EXERCISE DIRECTIONS - Select all lines holding the word "color" from the entries that follow.

────────────────

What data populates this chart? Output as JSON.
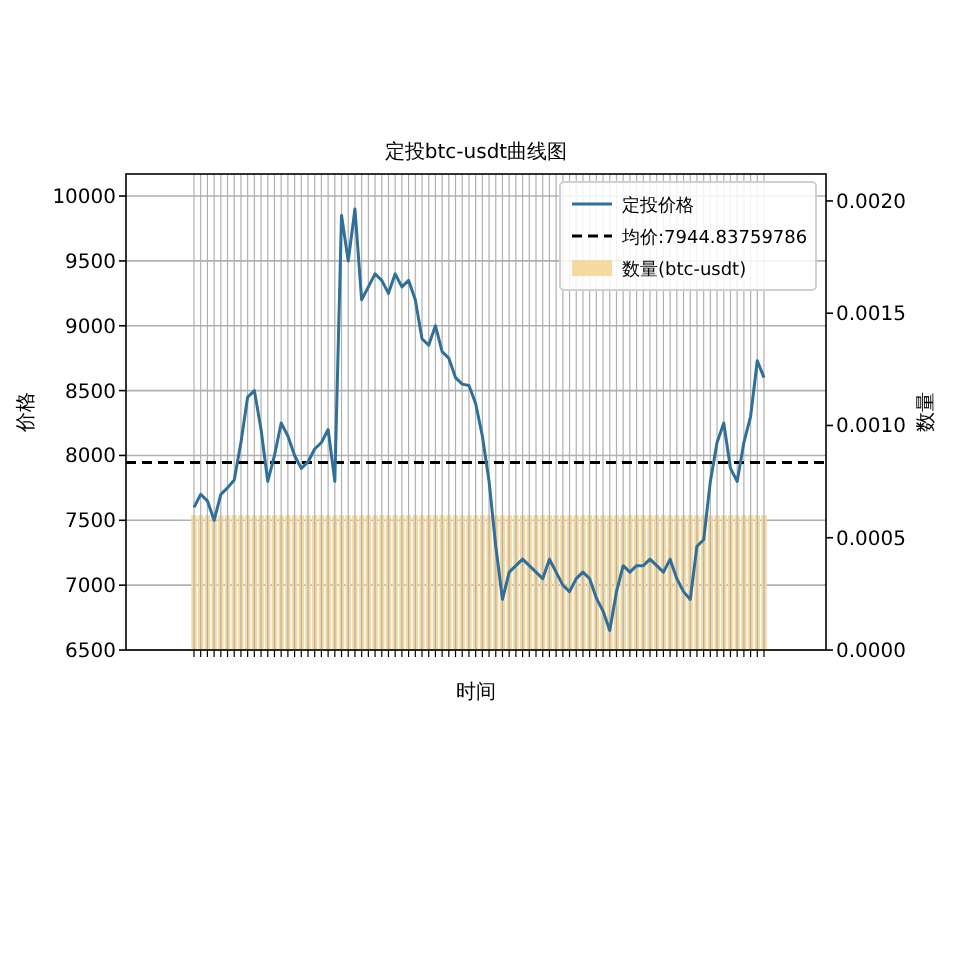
{
  "chart_data": {
    "type": "bar",
    "title": "定投btc-usdt曲线图",
    "xlabel": "时间",
    "ylabel": "价格",
    "y2label": "数量",
    "categories": [
      null,
      null,
      null,
      null,
      null,
      null,
      null,
      null,
      null,
      null,
      null,
      null,
      null,
      null,
      null,
      null,
      null,
      null,
      null,
      null,
      null,
      null,
      null,
      null,
      null,
      null,
      null,
      null,
      null,
      null,
      null,
      null,
      null,
      null,
      null,
      null,
      null,
      null,
      null,
      null,
      null,
      null,
      null,
      null,
      null,
      null,
      null,
      null,
      null,
      null,
      null,
      null,
      null,
      null,
      null,
      null,
      null,
      null,
      null,
      null,
      null,
      null,
      null,
      null,
      null,
      null,
      null,
      null,
      null,
      null,
      null,
      null,
      null,
      null,
      null,
      null,
      null,
      null,
      null,
      null,
      null,
      null,
      null,
      null,
      null,
      null
    ],
    "series": [
      {
        "name": "定投价格",
        "type": "line",
        "color": "#2f6f99",
        "values": [
          7600,
          7700,
          7650,
          7500,
          7700,
          7750,
          7810,
          8100,
          8450,
          8500,
          8200,
          7800,
          8000,
          8250,
          8150,
          8000,
          7900,
          7950,
          8050,
          8100,
          8200,
          7800,
          9850,
          9500,
          9900,
          9200,
          9300,
          9400,
          9350,
          9250,
          9400,
          9300,
          9350,
          9200,
          8900,
          8850,
          9000,
          8800,
          8750,
          8600,
          8550,
          8540,
          8400,
          8150,
          7800,
          7300,
          6890,
          7100,
          7150,
          7200,
          7150,
          7100,
          7050,
          7200,
          7100,
          7000,
          6950,
          7050,
          7100,
          7050,
          6900,
          6800,
          6650,
          6950,
          7150,
          7100,
          7150,
          7150,
          7200,
          7150,
          7100,
          7200,
          7050,
          6950,
          6890,
          7300,
          7350,
          7800,
          8100,
          8250,
          7900,
          7800,
          8100,
          8300,
          8730,
          8600
        ]
      },
      {
        "name": "数量(btc-usdt)",
        "axis": "y2",
        "color": "#f5d9a0",
        "values": [
          0.0006,
          0.0006,
          0.0006,
          0.0006,
          0.0006,
          0.0006,
          0.0006,
          0.0006,
          0.0006,
          0.0006,
          0.0006,
          0.0006,
          0.0006,
          0.0006,
          0.0006,
          0.0006,
          0.0006,
          0.0006,
          0.0006,
          0.0006,
          0.0006,
          0.0006,
          0.0006,
          0.0006,
          0.0006,
          0.0006,
          0.0006,
          0.0006,
          0.0006,
          0.0006,
          0.0006,
          0.0006,
          0.0006,
          0.0006,
          0.0006,
          0.0006,
          0.0006,
          0.0006,
          0.0006,
          0.0006,
          0.0006,
          0.0006,
          0.0006,
          0.0006,
          0.0006,
          0.0006,
          0.0006,
          0.0006,
          0.0006,
          0.0006,
          0.0006,
          0.0006,
          0.0006,
          0.0006,
          0.0006,
          0.0006,
          0.0006,
          0.0006,
          0.0006,
          0.0006,
          0.0006,
          0.0006,
          0.0006,
          0.0006,
          0.0006,
          0.0006,
          0.0006,
          0.0006,
          0.0006,
          0.0006,
          0.0006,
          0.0006,
          0.0006,
          0.0006,
          0.0006,
          0.0006,
          0.0006,
          0.0006,
          0.0006,
          0.0006,
          0.0006,
          0.0006,
          0.0006,
          0.0006,
          0.0006,
          0.0006
        ]
      }
    ],
    "ref_lines": [
      {
        "axis": "y",
        "value": 7944.83759786,
        "label": "均价:7944.83759786",
        "color": "#000000",
        "line_style": "dashed"
      }
    ],
    "ylim": [
      6500,
      10170
    ],
    "yticks": [
      6500,
      7000,
      7500,
      8000,
      8500,
      9000,
      9500,
      10000
    ],
    "y2lim": [
      0,
      0.00212
    ],
    "y2ticks": [
      {
        "value": 0,
        "label": "0.0000"
      },
      {
        "value": 0.0005,
        "label": "0.0005"
      },
      {
        "value": 0.001,
        "label": "0.0010"
      },
      {
        "value": 0.0015,
        "label": "0.0015"
      },
      {
        "value": 0.002,
        "label": "0.0020"
      }
    ],
    "grid": true,
    "legend": "top right"
  }
}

────────────────

OUTPUT FOR THIS EXERCISE -
        "color": "#2f6f99",
        "color": "#f5d9a0",
        "color": "#000000",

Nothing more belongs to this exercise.